** START Record set **

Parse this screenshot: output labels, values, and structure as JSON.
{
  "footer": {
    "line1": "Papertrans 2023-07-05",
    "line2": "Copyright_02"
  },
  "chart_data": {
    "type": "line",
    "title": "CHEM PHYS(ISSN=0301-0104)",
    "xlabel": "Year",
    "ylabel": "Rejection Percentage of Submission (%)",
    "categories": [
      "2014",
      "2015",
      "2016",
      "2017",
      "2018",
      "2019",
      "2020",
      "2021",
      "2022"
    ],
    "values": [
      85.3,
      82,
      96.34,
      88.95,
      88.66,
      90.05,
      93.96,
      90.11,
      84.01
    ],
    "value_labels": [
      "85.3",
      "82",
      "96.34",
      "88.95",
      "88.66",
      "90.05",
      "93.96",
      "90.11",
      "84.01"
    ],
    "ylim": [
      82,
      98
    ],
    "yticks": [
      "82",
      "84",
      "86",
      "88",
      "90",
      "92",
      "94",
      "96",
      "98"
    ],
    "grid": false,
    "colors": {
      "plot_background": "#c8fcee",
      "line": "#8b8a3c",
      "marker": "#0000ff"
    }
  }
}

** END Record set **
** START Record set **

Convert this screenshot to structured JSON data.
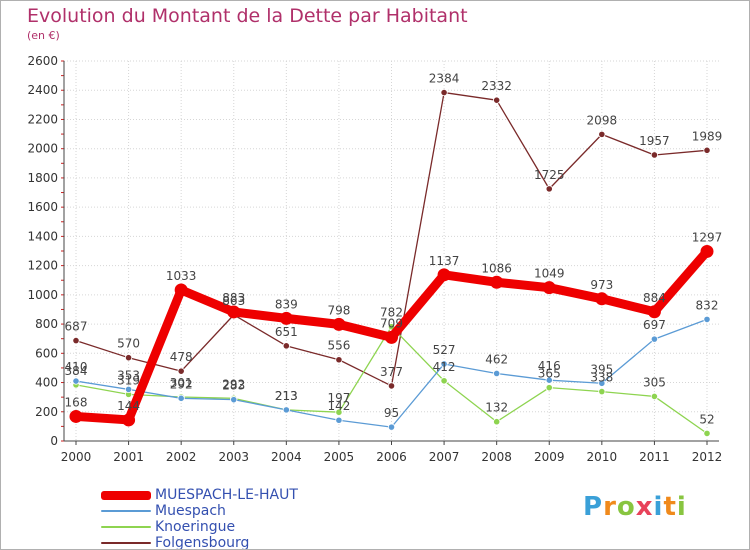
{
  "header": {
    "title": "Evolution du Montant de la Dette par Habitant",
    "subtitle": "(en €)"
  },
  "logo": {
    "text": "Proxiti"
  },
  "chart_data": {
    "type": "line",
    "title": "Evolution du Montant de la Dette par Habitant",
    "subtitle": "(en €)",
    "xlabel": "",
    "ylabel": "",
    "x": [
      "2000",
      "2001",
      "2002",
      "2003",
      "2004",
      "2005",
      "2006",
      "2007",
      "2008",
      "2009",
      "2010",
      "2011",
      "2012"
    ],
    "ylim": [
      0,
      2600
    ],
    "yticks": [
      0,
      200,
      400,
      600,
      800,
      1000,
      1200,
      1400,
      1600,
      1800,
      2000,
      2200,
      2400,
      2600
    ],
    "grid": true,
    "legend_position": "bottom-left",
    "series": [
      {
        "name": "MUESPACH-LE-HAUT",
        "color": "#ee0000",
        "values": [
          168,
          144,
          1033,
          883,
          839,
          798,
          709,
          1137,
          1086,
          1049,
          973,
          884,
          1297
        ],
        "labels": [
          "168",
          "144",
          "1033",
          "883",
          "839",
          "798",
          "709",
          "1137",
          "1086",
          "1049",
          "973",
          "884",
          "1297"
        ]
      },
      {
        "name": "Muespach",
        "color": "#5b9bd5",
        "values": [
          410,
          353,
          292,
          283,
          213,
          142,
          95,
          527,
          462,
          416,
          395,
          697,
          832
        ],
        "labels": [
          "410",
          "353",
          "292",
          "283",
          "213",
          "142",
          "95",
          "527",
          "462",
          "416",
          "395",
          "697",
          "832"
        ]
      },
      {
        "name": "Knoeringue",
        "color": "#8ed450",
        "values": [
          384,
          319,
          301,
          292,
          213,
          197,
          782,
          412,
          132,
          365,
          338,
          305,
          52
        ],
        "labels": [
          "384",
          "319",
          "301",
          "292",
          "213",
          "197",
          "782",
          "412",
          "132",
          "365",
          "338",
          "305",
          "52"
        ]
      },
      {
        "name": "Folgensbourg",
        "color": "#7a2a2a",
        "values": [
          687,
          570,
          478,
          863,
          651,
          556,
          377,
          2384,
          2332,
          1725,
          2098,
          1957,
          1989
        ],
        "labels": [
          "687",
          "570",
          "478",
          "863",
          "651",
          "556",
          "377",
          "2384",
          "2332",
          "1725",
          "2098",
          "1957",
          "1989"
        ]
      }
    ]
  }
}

** END Record set **
** START Record set **

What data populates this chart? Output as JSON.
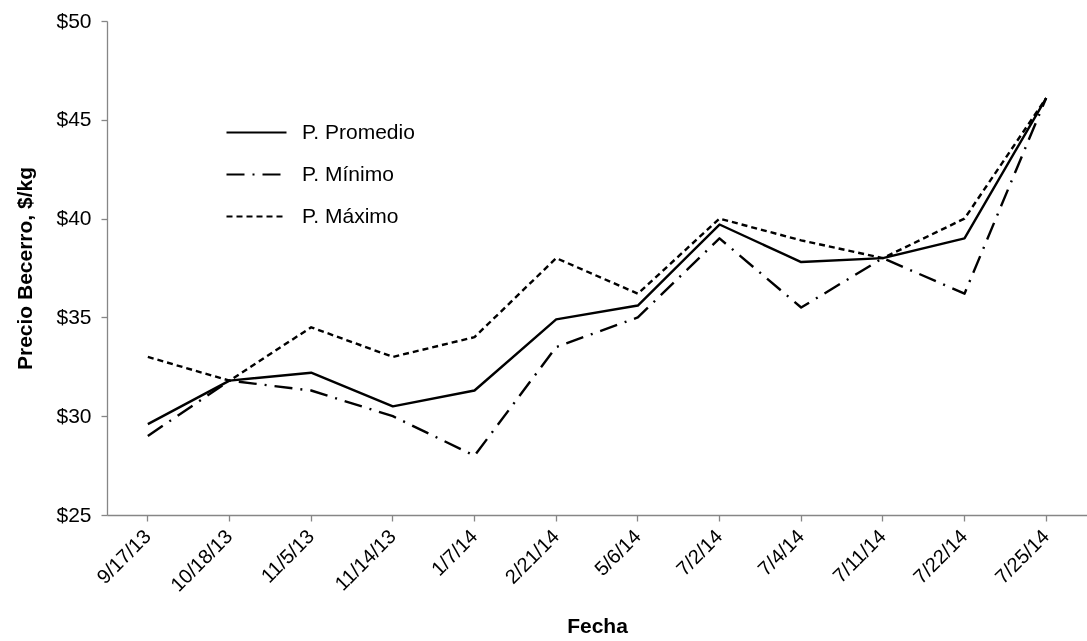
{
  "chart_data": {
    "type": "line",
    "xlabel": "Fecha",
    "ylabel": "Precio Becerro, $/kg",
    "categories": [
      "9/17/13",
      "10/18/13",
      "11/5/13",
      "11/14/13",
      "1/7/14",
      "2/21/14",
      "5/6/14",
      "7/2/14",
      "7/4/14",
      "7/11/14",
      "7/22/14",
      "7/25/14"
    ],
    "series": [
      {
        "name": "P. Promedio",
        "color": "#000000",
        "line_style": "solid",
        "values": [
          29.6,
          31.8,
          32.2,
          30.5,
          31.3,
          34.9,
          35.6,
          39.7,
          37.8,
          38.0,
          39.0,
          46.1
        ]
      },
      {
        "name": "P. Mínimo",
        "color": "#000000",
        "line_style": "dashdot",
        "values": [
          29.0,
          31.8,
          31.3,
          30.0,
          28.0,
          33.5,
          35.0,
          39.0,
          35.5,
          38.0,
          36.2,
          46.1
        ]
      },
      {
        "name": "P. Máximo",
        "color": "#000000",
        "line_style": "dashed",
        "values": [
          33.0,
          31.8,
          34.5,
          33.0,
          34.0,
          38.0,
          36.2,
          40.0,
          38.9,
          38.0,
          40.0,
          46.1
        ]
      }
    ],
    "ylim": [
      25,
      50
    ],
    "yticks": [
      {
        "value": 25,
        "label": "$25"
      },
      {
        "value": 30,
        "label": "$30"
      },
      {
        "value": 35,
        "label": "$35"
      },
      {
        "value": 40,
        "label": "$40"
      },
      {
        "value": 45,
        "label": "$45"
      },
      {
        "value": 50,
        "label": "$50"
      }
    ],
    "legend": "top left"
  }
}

** END Record set **

Search the preceding listing for "left" and extract every line where it is found.

    "legend_position": "bottom-left",
    "legend": "top left"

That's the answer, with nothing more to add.